--- Begin Input rows ---

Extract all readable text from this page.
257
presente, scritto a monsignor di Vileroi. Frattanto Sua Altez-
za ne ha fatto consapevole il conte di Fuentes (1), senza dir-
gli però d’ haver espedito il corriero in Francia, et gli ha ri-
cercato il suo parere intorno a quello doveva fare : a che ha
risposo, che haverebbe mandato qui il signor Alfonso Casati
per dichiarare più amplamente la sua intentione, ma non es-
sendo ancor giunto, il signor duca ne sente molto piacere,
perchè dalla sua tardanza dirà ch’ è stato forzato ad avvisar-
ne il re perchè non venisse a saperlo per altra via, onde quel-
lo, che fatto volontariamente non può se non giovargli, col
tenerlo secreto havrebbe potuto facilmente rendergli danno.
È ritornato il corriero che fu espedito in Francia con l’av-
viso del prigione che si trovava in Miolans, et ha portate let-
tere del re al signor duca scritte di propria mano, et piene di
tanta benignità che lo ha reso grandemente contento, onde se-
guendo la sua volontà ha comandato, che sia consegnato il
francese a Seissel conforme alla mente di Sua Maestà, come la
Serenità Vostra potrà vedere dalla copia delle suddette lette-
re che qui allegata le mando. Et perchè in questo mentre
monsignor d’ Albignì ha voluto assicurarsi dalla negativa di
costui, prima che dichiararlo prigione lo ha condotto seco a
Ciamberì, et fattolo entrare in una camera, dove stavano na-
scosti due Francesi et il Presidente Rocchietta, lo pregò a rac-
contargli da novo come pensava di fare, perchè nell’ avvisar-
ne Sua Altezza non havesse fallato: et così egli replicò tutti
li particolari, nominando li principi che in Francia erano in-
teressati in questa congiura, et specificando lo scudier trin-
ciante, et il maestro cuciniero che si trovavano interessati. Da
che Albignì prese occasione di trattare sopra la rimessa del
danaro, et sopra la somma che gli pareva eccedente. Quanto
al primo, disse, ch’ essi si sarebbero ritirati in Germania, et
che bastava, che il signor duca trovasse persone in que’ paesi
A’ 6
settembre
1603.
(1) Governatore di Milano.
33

--- End Input rows ---
--- Begin Input rows ---

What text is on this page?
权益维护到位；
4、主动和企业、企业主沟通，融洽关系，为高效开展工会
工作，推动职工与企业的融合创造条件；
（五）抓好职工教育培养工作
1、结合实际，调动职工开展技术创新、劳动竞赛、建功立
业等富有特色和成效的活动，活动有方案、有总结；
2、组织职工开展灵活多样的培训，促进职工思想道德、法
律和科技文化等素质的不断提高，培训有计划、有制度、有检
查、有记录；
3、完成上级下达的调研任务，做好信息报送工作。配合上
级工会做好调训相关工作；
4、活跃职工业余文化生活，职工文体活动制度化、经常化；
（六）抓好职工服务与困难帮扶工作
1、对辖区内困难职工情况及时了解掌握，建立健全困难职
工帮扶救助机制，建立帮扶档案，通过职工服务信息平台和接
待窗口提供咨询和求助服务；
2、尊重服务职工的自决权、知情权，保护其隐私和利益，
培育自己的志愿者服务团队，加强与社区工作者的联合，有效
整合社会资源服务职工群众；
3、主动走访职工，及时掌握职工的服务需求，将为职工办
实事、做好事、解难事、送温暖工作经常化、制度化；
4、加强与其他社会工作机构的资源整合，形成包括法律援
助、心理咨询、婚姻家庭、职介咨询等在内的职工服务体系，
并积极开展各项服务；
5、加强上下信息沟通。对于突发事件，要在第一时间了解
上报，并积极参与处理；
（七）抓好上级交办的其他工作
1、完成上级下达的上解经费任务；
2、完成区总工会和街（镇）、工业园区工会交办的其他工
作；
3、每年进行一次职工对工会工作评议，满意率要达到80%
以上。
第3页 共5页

--- End Input rows ---

• **Work to do**
Note each line of the entries that has "Francia" in it, and copy those lines.

• **Response below**
gli però d’ haver espedito il corriero in Francia, et gli ha ri-
È ritornato il corriero che fu espedito in Francia con l’av-
li particolari, nominando li principi che in Francia erano in-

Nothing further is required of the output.